What the task requires —
Collect every line below that contains the string "entry", and copy each one in full.

Data provided —
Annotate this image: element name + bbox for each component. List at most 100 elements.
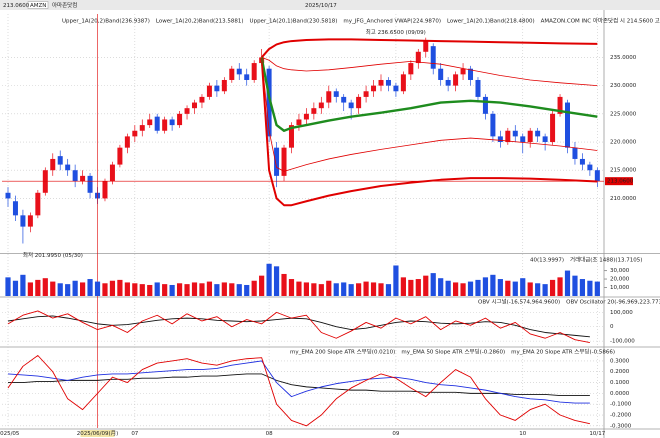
date-label: 2025/06/09(月): [77, 430, 119, 437]
candle-body: [482, 96, 488, 114]
candle-body: [385, 79, 391, 86]
volume-bar: [542, 284, 548, 296]
volume-bar: [132, 283, 138, 296]
y-tick-label: 230.0000: [610, 83, 637, 89]
candle-body: [505, 130, 511, 143]
volume-bar: [549, 279, 556, 296]
volume-bar: [520, 278, 526, 296]
candle-body: [572, 147, 578, 159]
y-tick-label: 100,000: [610, 310, 633, 316]
volume-bar: [579, 279, 586, 296]
series-line: [260, 57, 598, 207]
volume-bar: [415, 279, 421, 296]
y-tick-label: 0.0000: [610, 391, 630, 397]
x-tick-label: 08: [266, 431, 273, 437]
volume-bar: [348, 284, 354, 296]
candle-body: [42, 170, 48, 193]
candle-body: [527, 130, 533, 143]
toolbar-price: 213.0600: [3, 3, 30, 9]
volume-bar: [124, 282, 130, 296]
x-tick-label: 10/17: [589, 431, 605, 437]
candle-body: [371, 85, 377, 92]
candle-body: [251, 63, 257, 80]
volume-bar: [251, 280, 257, 296]
y-tick-label: 210.0000: [610, 196, 637, 202]
candle-body: [281, 147, 287, 176]
candle-body: [378, 79, 384, 86]
y-tick-label: -100,000: [610, 339, 635, 345]
toolbar-date: 2025/10/17: [305, 3, 337, 9]
volume-bar: [273, 266, 280, 296]
volume-bar: [57, 283, 63, 296]
volume-bar: [147, 284, 153, 296]
candle-body: [192, 102, 197, 109]
price-label: 213.0600: [607, 179, 634, 185]
candle-body: [177, 113, 183, 126]
volume-bar: [460, 283, 466, 296]
volume-bar: [87, 279, 93, 296]
candle-body: [460, 68, 466, 75]
volume-bar: [587, 280, 593, 296]
volume-bar: [199, 283, 205, 296]
toolbar: [0, 0, 660, 10]
candle-body: [363, 91, 369, 97]
candle-body: [72, 170, 78, 182]
x-tick-label: 09: [392, 431, 399, 437]
volume-bar: [378, 283, 384, 296]
series-line: [8, 373, 590, 396]
volume-bar: [65, 284, 71, 296]
legend-entry: OBV Oscillator 20(-96,969,223.7738): [566, 300, 660, 306]
legend-entry: AMAZON.COM INC 아마존닷컴 시 214.5600 고 214.80…: [541, 17, 660, 25]
candle-body: [50, 158, 56, 171]
y-tick-label: 0.2000: [610, 369, 630, 375]
legend-entry: my_JFG_Anchored VWAP(224.9870): [343, 19, 441, 25]
volume-bar: [505, 280, 511, 296]
volume-bar: [453, 282, 459, 296]
candle-body: [453, 74, 459, 86]
volume-bar: [475, 279, 481, 296]
candle-body: [117, 147, 123, 165]
candle-body: [132, 130, 138, 137]
volume-bar: [20, 274, 26, 296]
volume-bar: [557, 277, 563, 296]
series-line: [7, 315, 590, 338]
price-label-box: [605, 177, 633, 186]
volume-bar: [72, 280, 78, 296]
candle-body: [348, 102, 354, 109]
volume-bar: [497, 279, 503, 296]
volume-bar: [184, 284, 190, 296]
y-tick-label: 20,000: [610, 277, 630, 283]
x-tick-label: 07: [131, 431, 138, 437]
volume-bar: [423, 275, 429, 296]
volume-bar: [333, 283, 339, 296]
volume-bar: [236, 284, 242, 296]
candle-body: [579, 158, 585, 165]
candle-body: [169, 119, 175, 126]
candle-body: [124, 136, 130, 148]
volume-bar: [162, 284, 168, 296]
series-line: [261, 57, 598, 87]
y-tick-label: 30,000: [610, 268, 630, 274]
y-tick-label: 10,000: [610, 285, 630, 291]
candle-body: [206, 85, 212, 97]
candle-body: [139, 125, 145, 131]
symbol-box[interactable]: [27, 1, 49, 9]
legend-entry: OBV 시그널(-16,574,964.9600): [478, 298, 560, 306]
volume-bar: [572, 275, 578, 296]
candle-body: [400, 74, 406, 92]
legend-entry: 40(13.9997): [530, 258, 564, 264]
candle-body: [236, 68, 242, 75]
volume-bar: [467, 281, 474, 296]
candle-body: [341, 96, 347, 103]
candle-body: [102, 181, 108, 199]
volume-bar: [288, 279, 295, 296]
volume-bar: [490, 274, 496, 296]
candle-body: [542, 136, 548, 143]
candle-body: [57, 156, 63, 165]
volume-bar: [341, 282, 347, 296]
candle-body: [296, 119, 302, 126]
volume-bar: [176, 283, 183, 296]
y-tick-label: 0: [610, 324, 614, 330]
series-line: [7, 355, 590, 427]
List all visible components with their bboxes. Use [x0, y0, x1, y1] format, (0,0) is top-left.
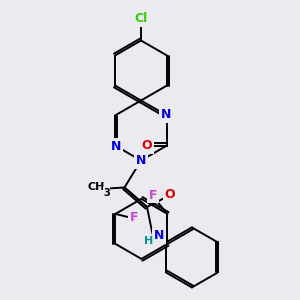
Text: 3: 3: [103, 188, 110, 198]
Text: F: F: [149, 189, 157, 202]
Text: H: H: [144, 236, 153, 246]
Text: Cl: Cl: [134, 12, 148, 26]
Text: N: N: [111, 140, 121, 153]
Text: N: N: [154, 229, 164, 242]
Text: CH: CH: [88, 182, 105, 193]
Text: N: N: [136, 154, 146, 167]
Text: O: O: [142, 139, 152, 152]
Text: O: O: [165, 188, 176, 202]
Text: N: N: [161, 108, 171, 122]
Text: F: F: [130, 211, 138, 224]
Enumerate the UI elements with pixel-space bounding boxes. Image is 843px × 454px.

Written answer —
legend-entry: OBV Oscillator 20(-96,969,223.7738): [566, 300, 660, 306]
legend-entry: AMAZON.COM INC 아마존닷컴 시 214.5600 고 214.80…: [541, 17, 660, 25]
legend-entry: my_JFG_Anchored VWAP(224.9870): [343, 19, 441, 25]
legend-entry: OBV 시그널(-16,574,964.9600): [478, 298, 560, 306]
legend-entry: 40(13.9997): [530, 258, 564, 264]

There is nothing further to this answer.